= WHAT TO WORK ON =
Spot every line with the word "color" and return it.

= EXERCISE MATERIAL =

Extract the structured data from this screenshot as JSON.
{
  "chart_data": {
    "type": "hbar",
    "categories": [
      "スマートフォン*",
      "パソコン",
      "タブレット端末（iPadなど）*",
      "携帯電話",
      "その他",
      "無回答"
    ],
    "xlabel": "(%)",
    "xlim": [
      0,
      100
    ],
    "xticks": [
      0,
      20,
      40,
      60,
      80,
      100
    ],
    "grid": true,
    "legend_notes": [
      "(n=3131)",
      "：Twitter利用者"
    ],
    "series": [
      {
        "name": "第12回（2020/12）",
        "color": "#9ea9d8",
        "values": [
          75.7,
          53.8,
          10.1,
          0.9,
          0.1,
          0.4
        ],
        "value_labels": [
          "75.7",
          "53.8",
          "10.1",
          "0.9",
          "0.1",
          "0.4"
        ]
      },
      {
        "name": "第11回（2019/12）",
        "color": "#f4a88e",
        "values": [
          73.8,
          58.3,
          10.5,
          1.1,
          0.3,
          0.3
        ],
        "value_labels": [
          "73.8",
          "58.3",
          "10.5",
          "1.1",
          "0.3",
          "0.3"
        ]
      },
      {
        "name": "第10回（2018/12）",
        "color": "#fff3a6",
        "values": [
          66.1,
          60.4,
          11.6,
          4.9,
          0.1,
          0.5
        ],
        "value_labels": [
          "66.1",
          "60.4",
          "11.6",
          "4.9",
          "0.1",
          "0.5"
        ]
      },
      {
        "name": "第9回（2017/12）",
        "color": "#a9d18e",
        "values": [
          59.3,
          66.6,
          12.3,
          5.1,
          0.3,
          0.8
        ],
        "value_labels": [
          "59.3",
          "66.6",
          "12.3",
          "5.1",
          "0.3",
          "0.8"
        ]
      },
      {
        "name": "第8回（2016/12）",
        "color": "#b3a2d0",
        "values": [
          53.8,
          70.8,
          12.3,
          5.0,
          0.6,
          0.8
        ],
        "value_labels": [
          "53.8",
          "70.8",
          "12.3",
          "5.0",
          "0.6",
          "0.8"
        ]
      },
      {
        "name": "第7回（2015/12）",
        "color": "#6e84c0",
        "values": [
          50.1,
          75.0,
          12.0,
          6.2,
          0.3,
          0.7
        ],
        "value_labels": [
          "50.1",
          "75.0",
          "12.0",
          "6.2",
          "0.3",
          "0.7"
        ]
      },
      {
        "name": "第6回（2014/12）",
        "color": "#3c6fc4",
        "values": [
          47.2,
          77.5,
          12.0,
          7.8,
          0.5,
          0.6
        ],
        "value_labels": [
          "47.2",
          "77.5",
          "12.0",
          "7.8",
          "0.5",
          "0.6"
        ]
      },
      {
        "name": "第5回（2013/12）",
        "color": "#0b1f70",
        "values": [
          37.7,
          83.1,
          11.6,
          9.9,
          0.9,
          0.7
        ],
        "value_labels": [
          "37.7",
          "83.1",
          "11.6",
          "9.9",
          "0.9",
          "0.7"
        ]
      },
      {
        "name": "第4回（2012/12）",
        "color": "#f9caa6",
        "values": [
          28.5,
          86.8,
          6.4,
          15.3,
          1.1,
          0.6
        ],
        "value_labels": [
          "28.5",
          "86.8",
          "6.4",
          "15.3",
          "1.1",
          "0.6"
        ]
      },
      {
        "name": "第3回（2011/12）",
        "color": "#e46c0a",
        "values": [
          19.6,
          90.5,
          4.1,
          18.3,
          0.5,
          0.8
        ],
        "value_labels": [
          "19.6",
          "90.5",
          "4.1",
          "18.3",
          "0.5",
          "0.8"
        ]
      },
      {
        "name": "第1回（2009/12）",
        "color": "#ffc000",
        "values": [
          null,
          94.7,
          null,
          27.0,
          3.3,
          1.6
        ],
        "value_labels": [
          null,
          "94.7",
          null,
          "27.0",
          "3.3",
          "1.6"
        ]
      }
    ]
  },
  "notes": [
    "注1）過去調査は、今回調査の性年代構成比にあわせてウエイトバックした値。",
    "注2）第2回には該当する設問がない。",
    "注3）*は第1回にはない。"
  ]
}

= RESPONSE TO THIS TASK =
        "color": "#9ea9d8",
        "color": "#f4a88e",
        "color": "#fff3a6",
        "color": "#a9d18e",
        "color": "#b3a2d0",
        "color": "#6e84c0",
        "color": "#3c6fc4",
        "color": "#0b1f70",
        "color": "#f9caa6",
        "color": "#e46c0a",
        "color": "#ffc000",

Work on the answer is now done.